WHAT YOU SHOULD DO:
The records that follow must be repeated verbatim, every one of them.
─── DATASET ENTRIES ───
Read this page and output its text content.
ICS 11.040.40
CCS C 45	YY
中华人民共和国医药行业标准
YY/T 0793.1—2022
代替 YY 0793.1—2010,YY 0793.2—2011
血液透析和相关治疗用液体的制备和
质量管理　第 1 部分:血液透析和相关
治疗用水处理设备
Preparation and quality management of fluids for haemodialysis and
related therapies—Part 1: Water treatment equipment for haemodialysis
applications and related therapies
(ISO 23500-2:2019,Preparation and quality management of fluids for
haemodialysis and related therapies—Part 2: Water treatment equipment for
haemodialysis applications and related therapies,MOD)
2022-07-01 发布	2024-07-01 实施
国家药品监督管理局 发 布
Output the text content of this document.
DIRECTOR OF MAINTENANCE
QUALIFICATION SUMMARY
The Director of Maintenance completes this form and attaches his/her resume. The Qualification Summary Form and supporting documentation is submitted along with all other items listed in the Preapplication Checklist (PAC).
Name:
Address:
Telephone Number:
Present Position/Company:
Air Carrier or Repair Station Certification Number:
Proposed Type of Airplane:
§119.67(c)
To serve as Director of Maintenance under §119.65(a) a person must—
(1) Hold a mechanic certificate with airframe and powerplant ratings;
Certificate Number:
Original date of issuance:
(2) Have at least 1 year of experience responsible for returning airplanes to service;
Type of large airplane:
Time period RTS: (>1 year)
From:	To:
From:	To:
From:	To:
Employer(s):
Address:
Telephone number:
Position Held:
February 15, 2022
───
EXERCISE SOLUTION:
Read this page and output its text content.
ICS 11.040.40
CCS C 45	YY
中华人民共和国医药行业标准
YY/T 0793.1—2022
代替 YY 0793.1—2010,YY 0793.2—2011
血液透析和相关治疗用液体的制备和
质量管理　第 1 部分:血液透析和相关
治疗用水处理设备
Preparation and quality management of fluids for haemodialysis and
related therapies—Part 1: Water treatment equipment for haemodialysis
applications and related therapies
(ISO 23500-2:2019,Preparation and quality management of fluids for
haemodialysis and related therapies—Part 2: Water treatment equipment for
haemodialysis applications and related therapies,MOD)
2022-07-01 发布	2024-07-01 实施
国家药品监督管理局 发 布
Output the text content of this document.
DIRECTOR OF MAINTENANCE
QUALIFICATION SUMMARY
The Director of Maintenance completes this form and attaches his/her resume. The Qualification Summary Form and supporting documentation is submitted along with all other items listed in the Preapplication Checklist (PAC).
Name:
Address:
Telephone Number:
Present Position/Company:
Air Carrier or Repair Station Certification Number:
Proposed Type of Airplane:
§119.67(c)
To serve as Director of Maintenance under §119.65(a) a person must—
(1) Hold a mechanic certificate with airframe and powerplant ratings;
Certificate Number:
Original date of issuance:
(2) Have at least 1 year of experience responsible for returning airplanes to service;
Type of large airplane:
Time period RTS: (>1 year)
From:	To:
From:	To:
From:	To:
Employer(s):
Address:
Telephone number:
Position Held:
February 15, 2022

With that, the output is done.